Task statement - From the entries below, extract every line that includes the word "我要为苏维埃流尽最后一滴血".

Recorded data
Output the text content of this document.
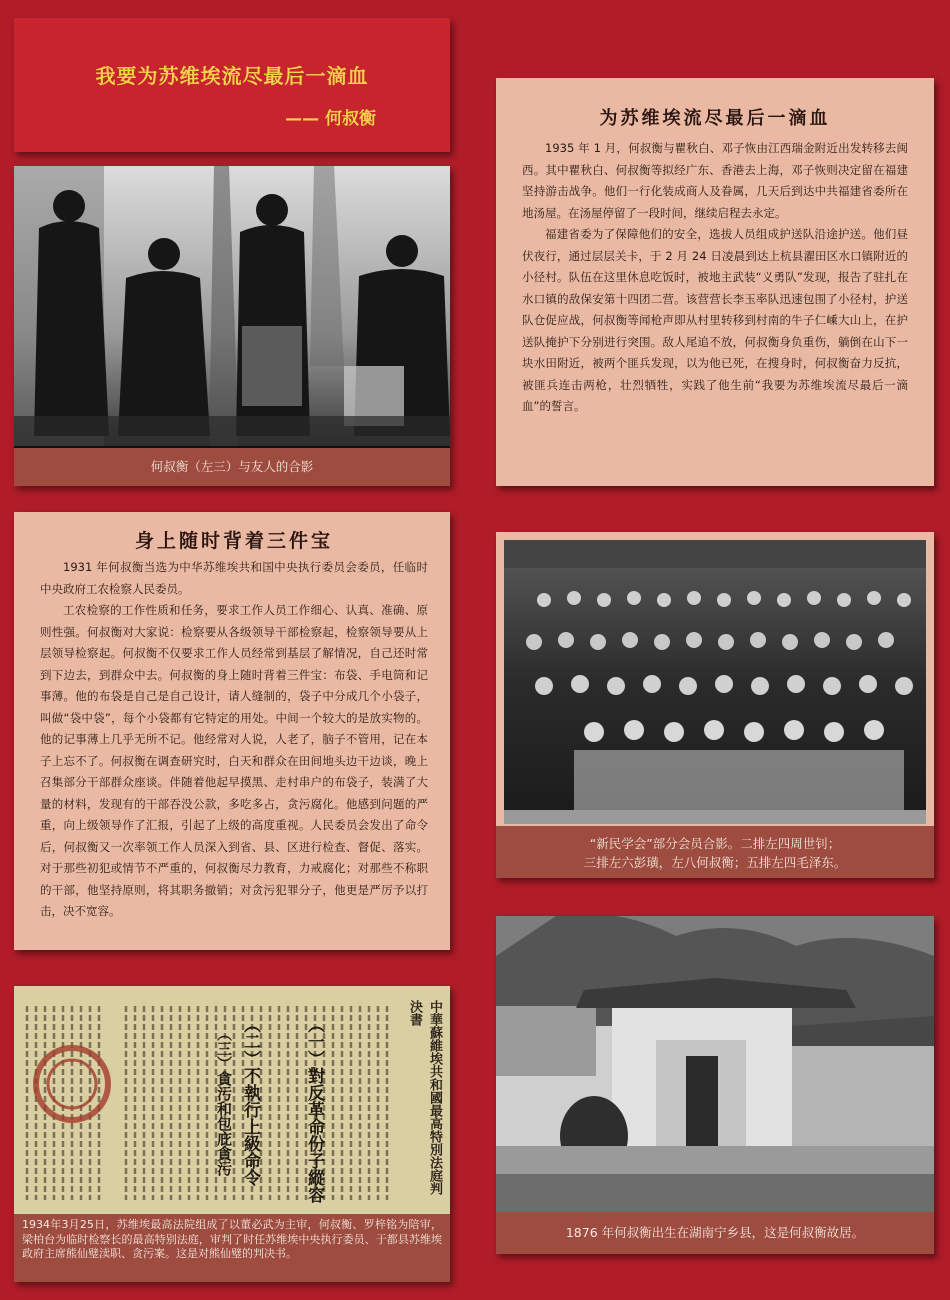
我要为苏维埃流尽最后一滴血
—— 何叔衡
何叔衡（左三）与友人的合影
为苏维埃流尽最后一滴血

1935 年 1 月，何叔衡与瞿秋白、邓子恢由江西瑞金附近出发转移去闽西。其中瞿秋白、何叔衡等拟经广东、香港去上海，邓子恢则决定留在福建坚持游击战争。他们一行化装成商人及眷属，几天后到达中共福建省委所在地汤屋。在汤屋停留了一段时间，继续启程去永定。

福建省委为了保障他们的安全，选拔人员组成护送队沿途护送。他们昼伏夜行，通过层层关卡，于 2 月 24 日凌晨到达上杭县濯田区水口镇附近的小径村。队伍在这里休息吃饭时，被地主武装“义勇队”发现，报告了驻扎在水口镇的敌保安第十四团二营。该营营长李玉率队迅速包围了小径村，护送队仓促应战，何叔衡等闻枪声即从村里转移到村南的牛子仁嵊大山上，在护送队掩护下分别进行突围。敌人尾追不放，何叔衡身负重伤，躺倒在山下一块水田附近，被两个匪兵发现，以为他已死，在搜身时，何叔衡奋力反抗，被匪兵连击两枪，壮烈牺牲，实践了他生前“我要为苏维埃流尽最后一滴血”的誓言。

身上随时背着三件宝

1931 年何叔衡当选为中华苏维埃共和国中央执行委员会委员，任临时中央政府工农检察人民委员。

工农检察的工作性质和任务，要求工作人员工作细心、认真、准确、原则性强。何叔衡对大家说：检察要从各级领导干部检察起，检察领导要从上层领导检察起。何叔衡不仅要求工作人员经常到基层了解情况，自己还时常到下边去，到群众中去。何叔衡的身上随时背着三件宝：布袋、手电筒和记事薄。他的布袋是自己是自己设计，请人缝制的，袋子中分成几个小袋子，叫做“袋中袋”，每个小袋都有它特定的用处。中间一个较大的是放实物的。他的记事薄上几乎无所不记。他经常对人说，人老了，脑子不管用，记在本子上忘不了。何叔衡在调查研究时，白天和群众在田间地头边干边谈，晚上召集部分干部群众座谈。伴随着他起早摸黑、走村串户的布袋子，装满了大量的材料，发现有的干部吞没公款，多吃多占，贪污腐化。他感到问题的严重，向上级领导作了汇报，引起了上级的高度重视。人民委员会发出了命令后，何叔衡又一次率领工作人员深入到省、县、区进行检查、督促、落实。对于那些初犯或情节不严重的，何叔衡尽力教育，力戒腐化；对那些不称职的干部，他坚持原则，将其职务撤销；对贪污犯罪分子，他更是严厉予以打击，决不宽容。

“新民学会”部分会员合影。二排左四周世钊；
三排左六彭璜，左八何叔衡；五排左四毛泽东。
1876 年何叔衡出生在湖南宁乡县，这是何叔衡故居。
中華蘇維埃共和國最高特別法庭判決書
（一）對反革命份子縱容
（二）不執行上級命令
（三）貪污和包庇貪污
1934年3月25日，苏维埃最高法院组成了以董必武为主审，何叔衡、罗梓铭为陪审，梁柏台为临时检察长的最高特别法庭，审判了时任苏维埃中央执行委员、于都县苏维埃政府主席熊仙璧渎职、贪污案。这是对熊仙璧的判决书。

Correct answer -
我要为苏维埃流尽最后一滴血
福建省委为了保障他们的安全，选拔人员组成护送队沿途护送。他们昼伏夜行，通过层层关卡，于 2 月 24 日凌晨到达上杭县濯田区水口镇附近的小径村。队伍在这里休息吃饭时，被地主武装“义勇队”发现，报告了驻扎在水口镇的敌保安第十四团二营。该营营长李玉率队迅速包围了小径村，护送队仓促应战，何叔衡等闻枪声即从村里转移到村南的牛子仁嵊大山上，在护送队掩护下分别进行突围。敌人尾追不放，何叔衡身负重伤，躺倒在山下一块水田附近，被两个匪兵发现，以为他已死，在搜身时，何叔衡奋力反抗，被匪兵连击两枪，壮烈牺牲，实践了他生前“我要为苏维埃流尽最后一滴血”的誓言。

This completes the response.